Task description:
Your answer should be only a number: how many lines include the word "особенности".

Material supplied:
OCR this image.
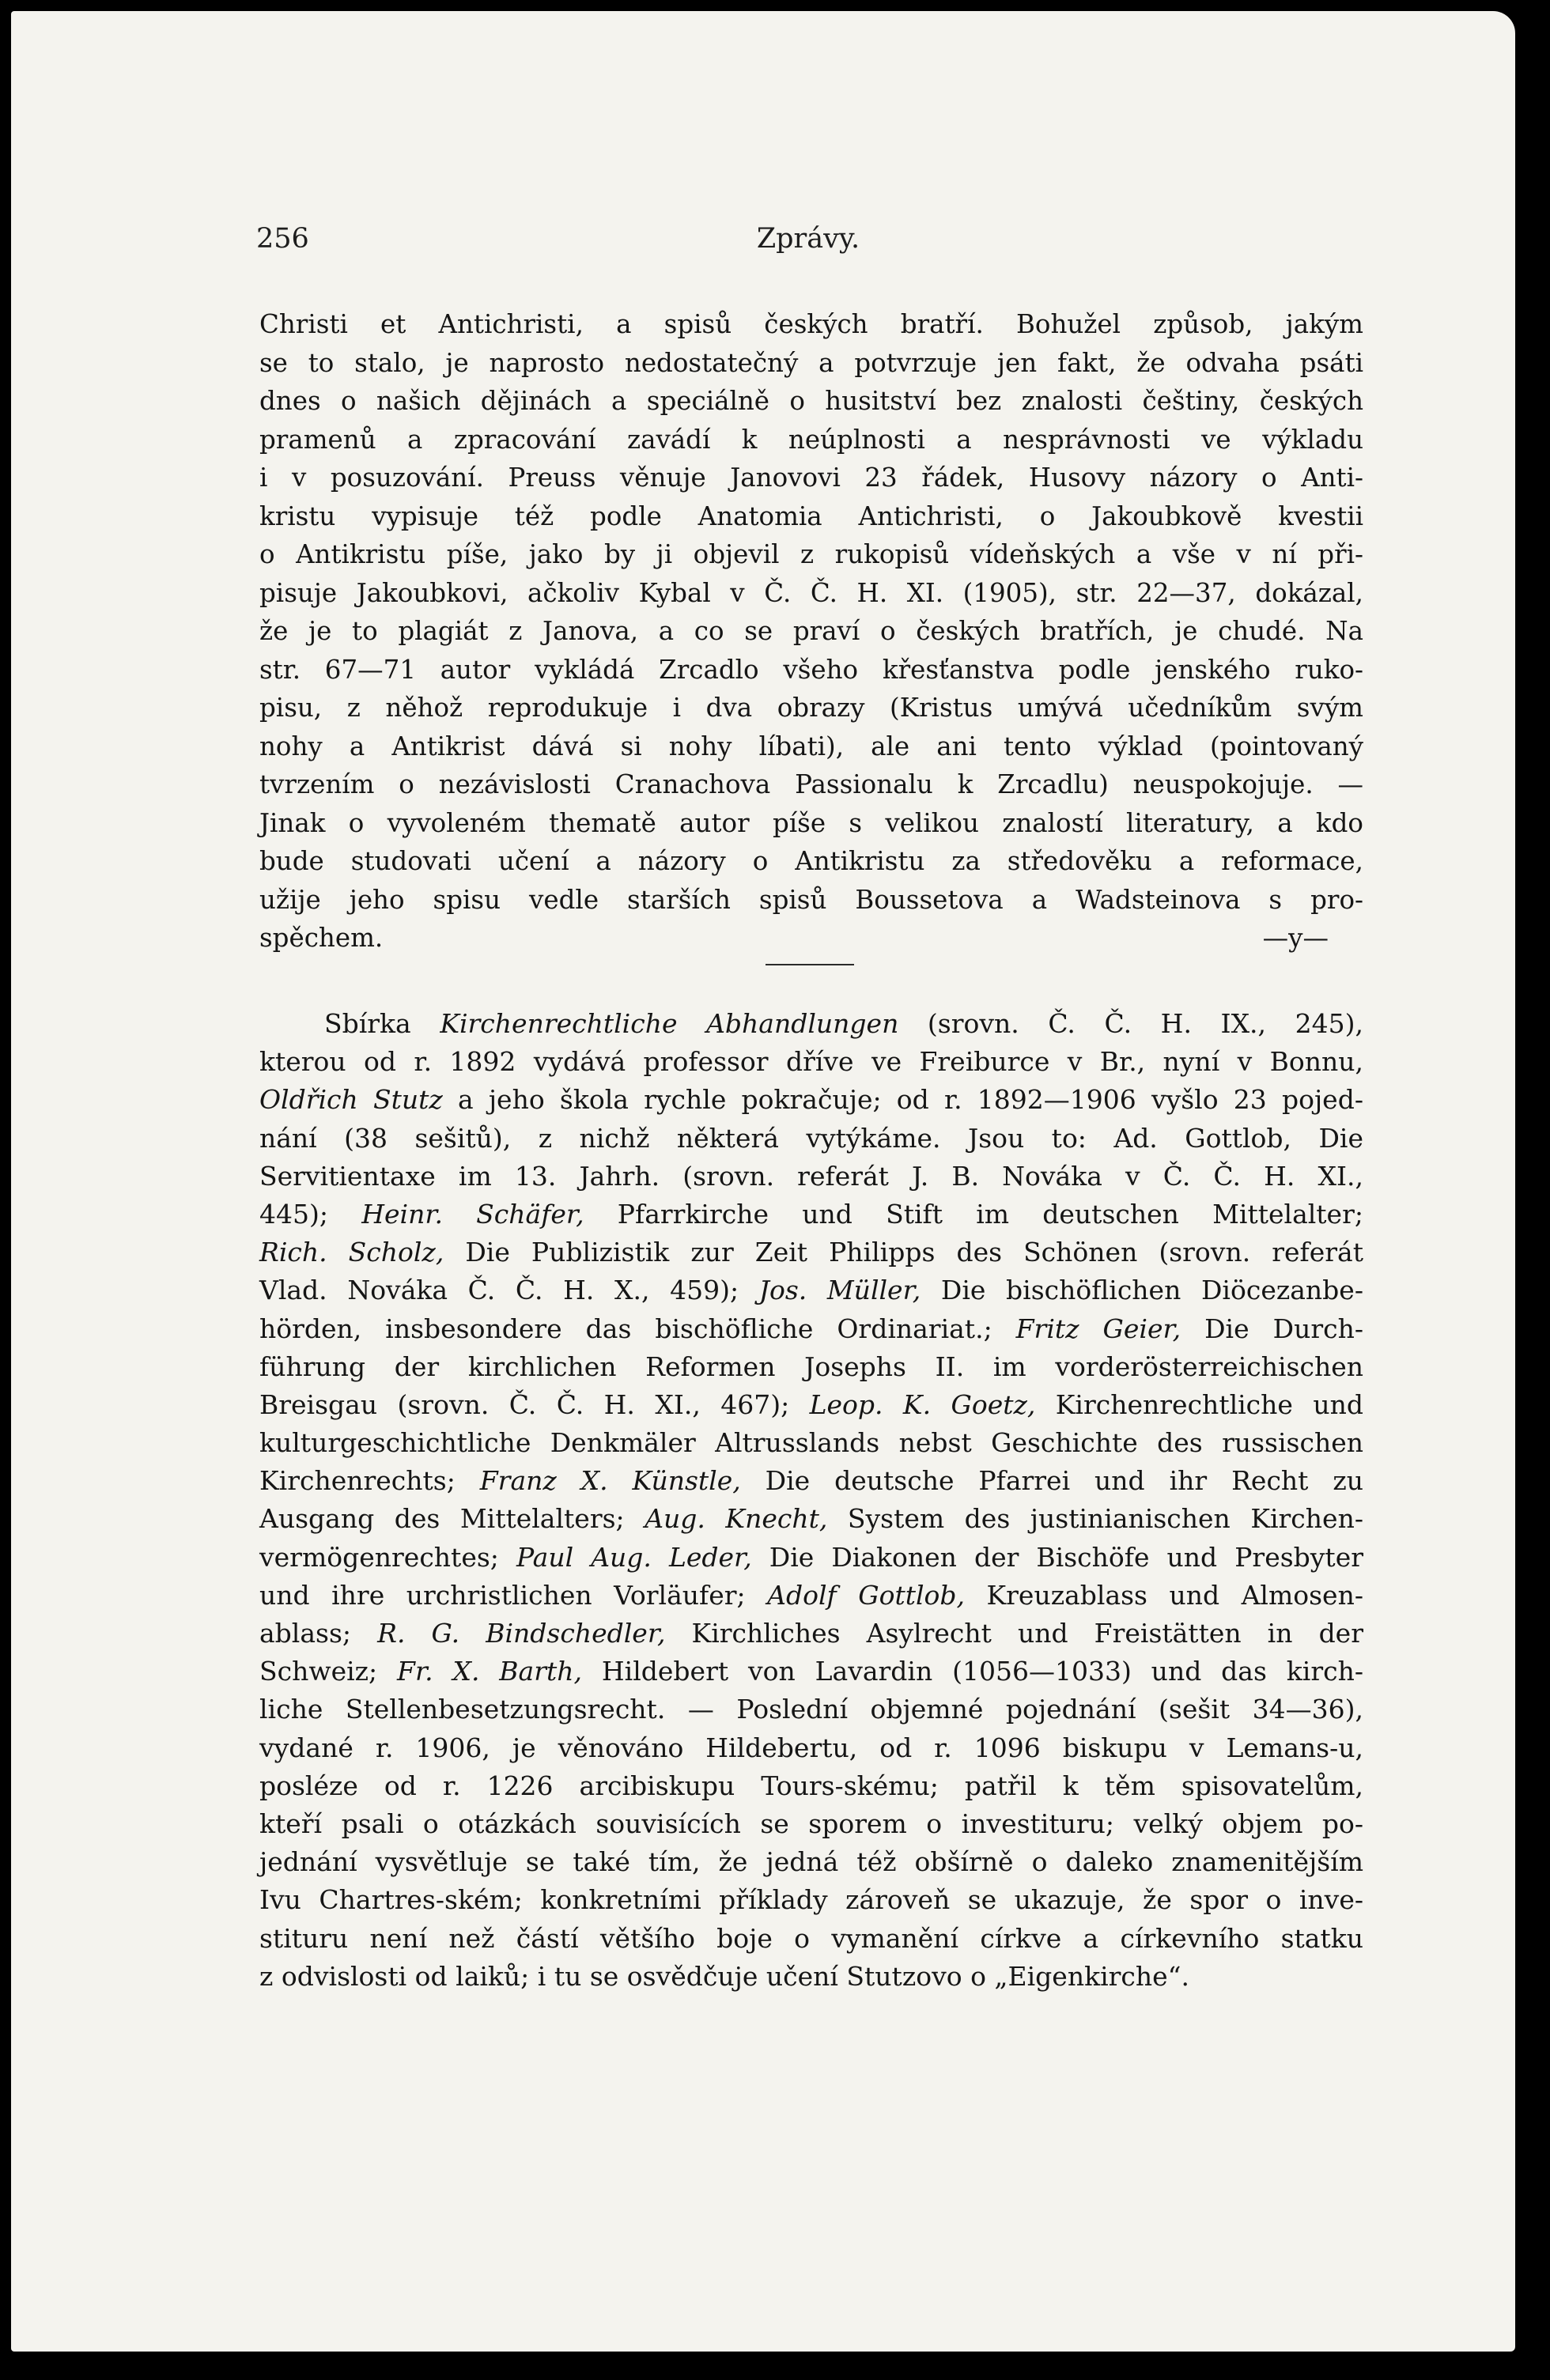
256	Zprávy.
Christi et Antichristi, a spisů českých bratří. Bohužel způsob, jakým
se to stalo, je naprosto nedostatečný a potvrzuje jen fakt, že odvaha psáti
dnes o našich dějinách a speciálně o husitství bez znalosti češtiny, českých
pramenů a zpracování zavádí k neúplnosti a nesprávnosti ve výkladu
i v posuzování. Preuss věnuje Janovovi 23 řádek, Husovy názory o Anti-
kristu vypisuje též podle Anatomia Antichristi, o Jakoubkově kvestii
o Antikristu píše, jako by ji objevil z rukopisů vídeňských a vše v ní při-
pisuje Jakoubkovi, ačkoliv Kybal v Č. Č. H. XI. (1905), str. 22—37, dokázal,
že je to plagiát z Janova, a co se praví o českých bratřích, je chudé. Na
str. 67—71 autor vykládá Zrcadlo všeho křesťanstva podle jenského ruko-
pisu, z něhož reprodukuje i dva obrazy (Kristus umývá učedníkům svým
nohy a Antikrist dává si nohy líbati), ale ani tento výklad (pointovaný
tvrzením o nezávislosti Cranachova Passionalu k Zrcadlu) neuspokojuje. —
Jinak o vyvoleném thematě autor píše s velikou znalostí literatury, a kdo
bude studovati učení a názory o Antikristu za středověku a reformace,
užije jeho spisu vedle starších spisů Boussetova a Wadsteinova s pro-
spěchem.	—y—
Sbírka Kirchenrechtliche Abhandlungen (srovn. Č. Č. H. IX., 245),
kterou od r. 1892 vydává professor dříve ve Freiburce v Br., nyní v Bonnu,
Oldřich Stutz a jeho škola rychle pokračuje; od r. 1892—1906 vyšlo 23 pojed-
nání (38 sešitů), z nichž některá vytýkáme. Jsou to: Ad. Gottlob, Die
Servitientaxe im 13. Jahrh. (srovn. referát J. B. Nováka v Č. Č. H. XI.,
445); Heinr. Schäfer, Pfarrkirche und Stift im deutschen Mittelalter;
Rich. Scholz, Die Publizistik zur Zeit Philipps des Schönen (srovn. referát
Vlad. Nováka Č. Č. H. X., 459); Jos. Müller, Die bischöflichen Diöcezanbe-
hörden, insbesondere das bischöfliche Ordinariat.; Fritz Geier, Die Durch-
führung der kirchlichen Reformen Josephs II. im vorderösterreichischen
Breisgau (srovn. Č. Č. H. XI., 467); Leop. K. Goetz, Kirchenrechtliche und
kulturgeschichtliche Denkmäler Altrusslands nebst Geschichte des russischen
Kirchenrechts; Franz X. Künstle, Die deutsche Pfarrei und ihr Recht zu
Ausgang des Mittelalters; Aug. Knecht, System des justinianischen Kirchen-
vermögenrechtes; Paul Aug. Leder, Die Diakonen der Bischöfe und Presbyter
und ihre urchristlichen Vorläufer; Adolf Gottlob, Kreuzablass und Almosen-
ablass; R. G. Bindschedler, Kirchliches Asylrecht und Freistätten in der
Schweiz; Fr. X. Barth, Hildebert von Lavardin (1056—1033) und das kirch-
liche Stellenbesetzungsrecht. — Poslední objemné pojednání (sešit 34—36),
vydané r. 1906, je věnováno Hildebertu, od r. 1096 biskupu v Lemans-u,
posléze od r. 1226 arcibiskupu Tours-skému; patřil k těm spisovatelům,
kteří psali o otázkách souvisících se sporem o investituru; velký objem po-
jednání vysvětluje se také tím, že jedná též obšírně o daleko znamenitějším
Ivu Chartres-ském; konkretními příklady zároveň se ukazuje, že spor o inve-
stituru není než částí většího boje o vymanění církve a církevního statku
z odvislosti od laiků; i tu se osvědčuje učení Stutzovo o „Eigenkirche“.
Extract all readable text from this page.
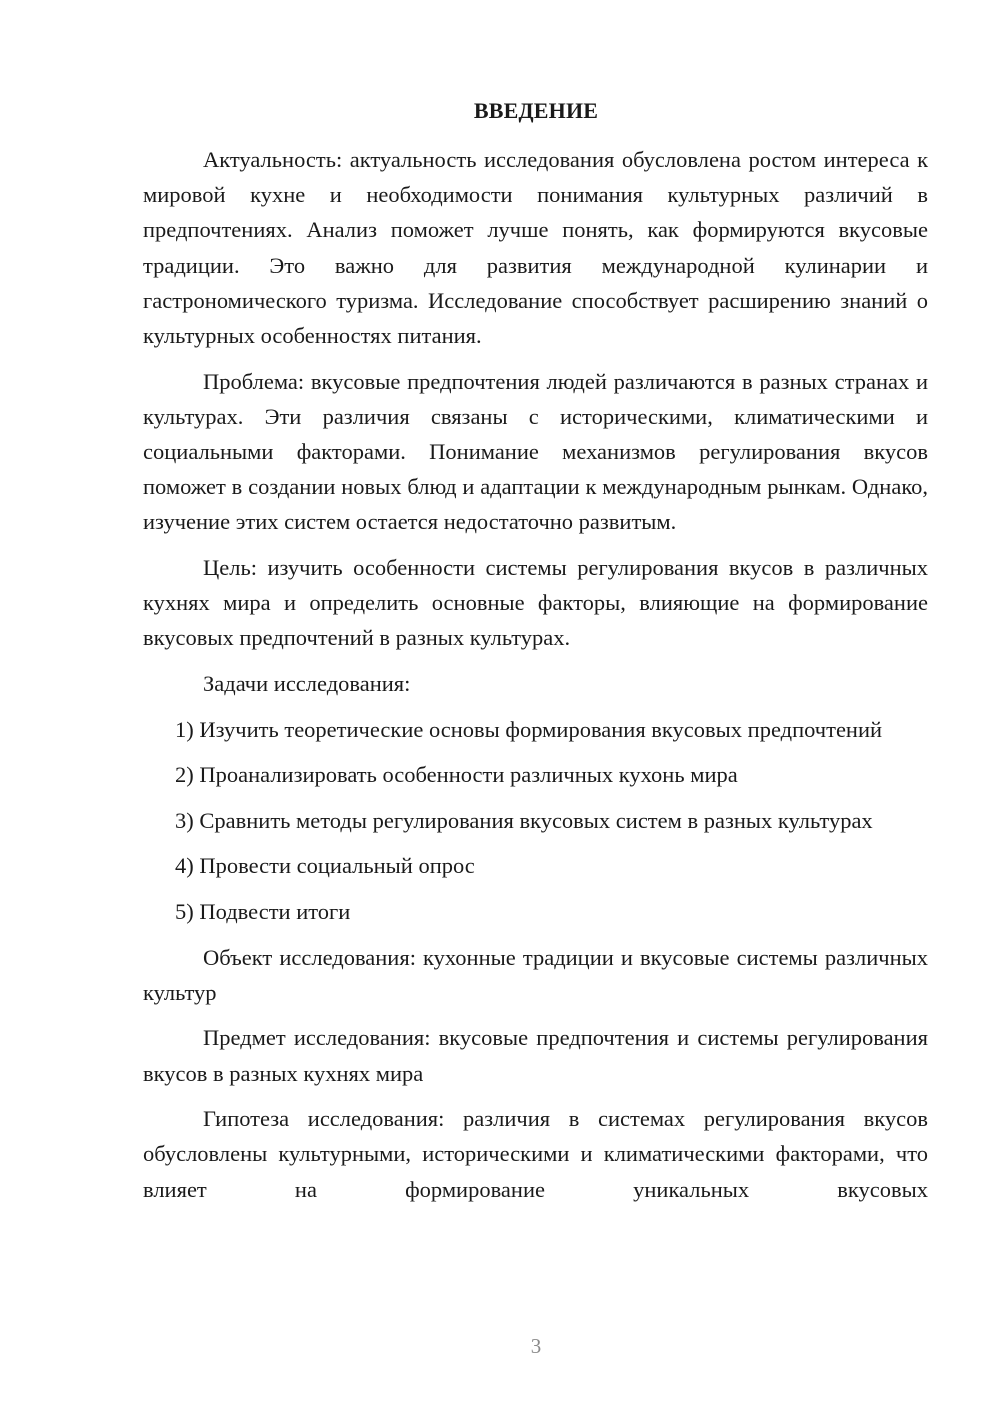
ВВЕДЕНИЕ

Актуальность: актуальность исследования обусловлена ростом интереса к мировой кухне и необходимости понимания культурных различий в предпочтениях. Анализ поможет лучше понять, как формируются вкусовые традиции. Это важно для развития международной кулинарии и гастрономического туризма. Исследование способствует расширению знаний о культурных особенностях питания.

Проблема: вкусовые предпочтения людей различаются в разных странах и культурах. Эти различия связаны с историческими, климатическими и социальными факторами. Понимание механизмов регулирования вкусов поможет в создании новых блюд и адаптации к международным рынкам. Однако, изучение этих систем остается недостаточно развитым.

Цель: изучить особенности системы регулирования вкусов в различных кухнях мира и определить основные факторы, влияющие на формирование вкусовых предпочтений в разных культурах.

Задачи исследования:

1) Изучить теоретические основы формирования вкусовых предпочтений

2) Проанализировать особенности различных кухонь мира

3) Сравнить методы регулирования вкусовых систем в разных культурах

4) Провести социальный опрос

5) Подвести итоги

Объект исследования: кухонные традиции и вкусовые системы различных культур

Предмет исследования: вкусовые предпочтения и системы регулирования вкусов в разных кухнях мира

Гипотеза исследования: различия в системах регулирования вкусов обусловлены культурными, историческими и климатическими факторами, что влияет на формирование уникальных вкусовых

3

Finished answer:
2